Drop all images and give the records again exactly.

[Dataset records on visual material]
--- Begin ---

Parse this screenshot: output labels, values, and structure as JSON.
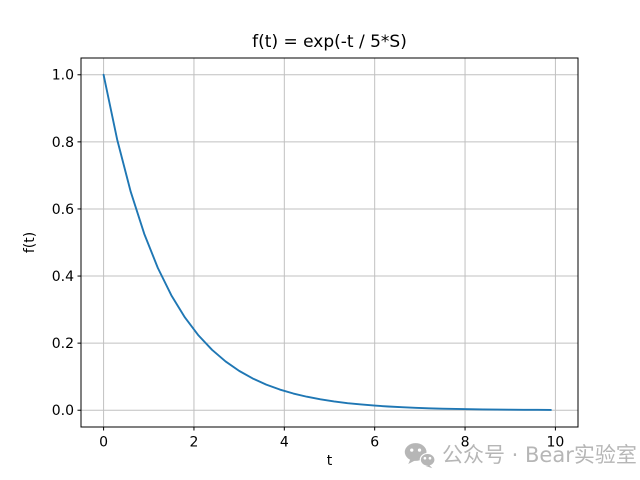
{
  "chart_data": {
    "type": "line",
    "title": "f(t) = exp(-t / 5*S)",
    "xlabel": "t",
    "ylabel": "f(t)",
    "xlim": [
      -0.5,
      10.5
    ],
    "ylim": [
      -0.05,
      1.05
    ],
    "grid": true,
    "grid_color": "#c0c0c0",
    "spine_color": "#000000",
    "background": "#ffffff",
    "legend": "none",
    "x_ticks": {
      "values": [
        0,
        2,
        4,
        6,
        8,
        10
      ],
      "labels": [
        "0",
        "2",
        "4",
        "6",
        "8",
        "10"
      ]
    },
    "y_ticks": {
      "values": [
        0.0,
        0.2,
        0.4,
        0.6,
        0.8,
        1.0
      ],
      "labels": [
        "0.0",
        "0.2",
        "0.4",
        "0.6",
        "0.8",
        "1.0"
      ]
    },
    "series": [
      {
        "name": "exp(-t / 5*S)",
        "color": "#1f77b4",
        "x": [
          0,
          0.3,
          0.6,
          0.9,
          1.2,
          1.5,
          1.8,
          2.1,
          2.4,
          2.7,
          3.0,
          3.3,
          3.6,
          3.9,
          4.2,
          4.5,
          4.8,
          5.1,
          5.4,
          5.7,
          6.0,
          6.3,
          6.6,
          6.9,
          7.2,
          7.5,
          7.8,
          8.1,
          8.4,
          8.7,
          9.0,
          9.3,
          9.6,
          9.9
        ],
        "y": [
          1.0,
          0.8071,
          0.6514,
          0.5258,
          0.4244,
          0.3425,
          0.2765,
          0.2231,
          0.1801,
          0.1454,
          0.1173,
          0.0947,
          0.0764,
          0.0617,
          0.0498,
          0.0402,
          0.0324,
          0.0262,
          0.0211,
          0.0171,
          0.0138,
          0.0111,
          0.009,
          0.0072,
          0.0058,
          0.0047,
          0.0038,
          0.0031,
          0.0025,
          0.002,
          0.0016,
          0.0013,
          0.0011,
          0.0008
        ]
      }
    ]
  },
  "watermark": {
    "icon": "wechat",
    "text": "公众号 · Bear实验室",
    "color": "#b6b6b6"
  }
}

--- End ---

▸ **Result of the task**:
Parse this screenshot: output labels, values, and structure as JSON.
{
  "chart_data": {
    "type": "line",
    "title": "f(t) = exp(-t / 5*S)",
    "xlabel": "t",
    "ylabel": "f(t)",
    "xlim": [
      -0.5,
      10.5
    ],
    "ylim": [
      -0.05,
      1.05
    ],
    "grid": true,
    "grid_color": "#c0c0c0",
    "spine_color": "#000000",
    "background": "#ffffff",
    "legend": "none",
    "x_ticks": {
      "values": [
        0,
        2,
        4,
        6,
        8,
        10
      ],
      "labels": [
        "0",
        "2",
        "4",
        "6",
        "8",
        "10"
      ]
    },
    "y_ticks": {
      "values": [
        0.0,
        0.2,
        0.4,
        0.6,
        0.8,
        1.0
      ],
      "labels": [
        "0.0",
        "0.2",
        "0.4",
        "0.6",
        "0.8",
        "1.0"
      ]
    },
    "series": [
      {
        "name": "exp(-t / 5*S)",
        "color": "#1f77b4",
        "x": [
          0,
          0.3,
          0.6,
          0.9,
          1.2,
          1.5,
          1.8,
          2.1,
          2.4,
          2.7,
          3.0,
          3.3,
          3.6,
          3.9,
          4.2,
          4.5,
          4.8,
          5.1,
          5.4,
          5.7,
          6.0,
          6.3,
          6.6,
          6.9,
          7.2,
          7.5,
          7.8,
          8.1,
          8.4,
          8.7,
          9.0,
          9.3,
          9.6,
          9.9
        ],
        "y": [
          1.0,
          0.8071,
          0.6514,
          0.5258,
          0.4244,
          0.3425,
          0.2765,
          0.2231,
          0.1801,
          0.1454,
          0.1173,
          0.0947,
          0.0764,
          0.0617,
          0.0498,
          0.0402,
          0.0324,
          0.0262,
          0.0211,
          0.0171,
          0.0138,
          0.0111,
          0.009,
          0.0072,
          0.0058,
          0.0047,
          0.0038,
          0.0031,
          0.0025,
          0.002,
          0.0016,
          0.0013,
          0.0011,
          0.0008
        ]
      }
    ]
  },
  "watermark": {
    "icon": "wechat",
    "text": "公众号 · Bear实验室",
    "color": "#b6b6b6"
  }
}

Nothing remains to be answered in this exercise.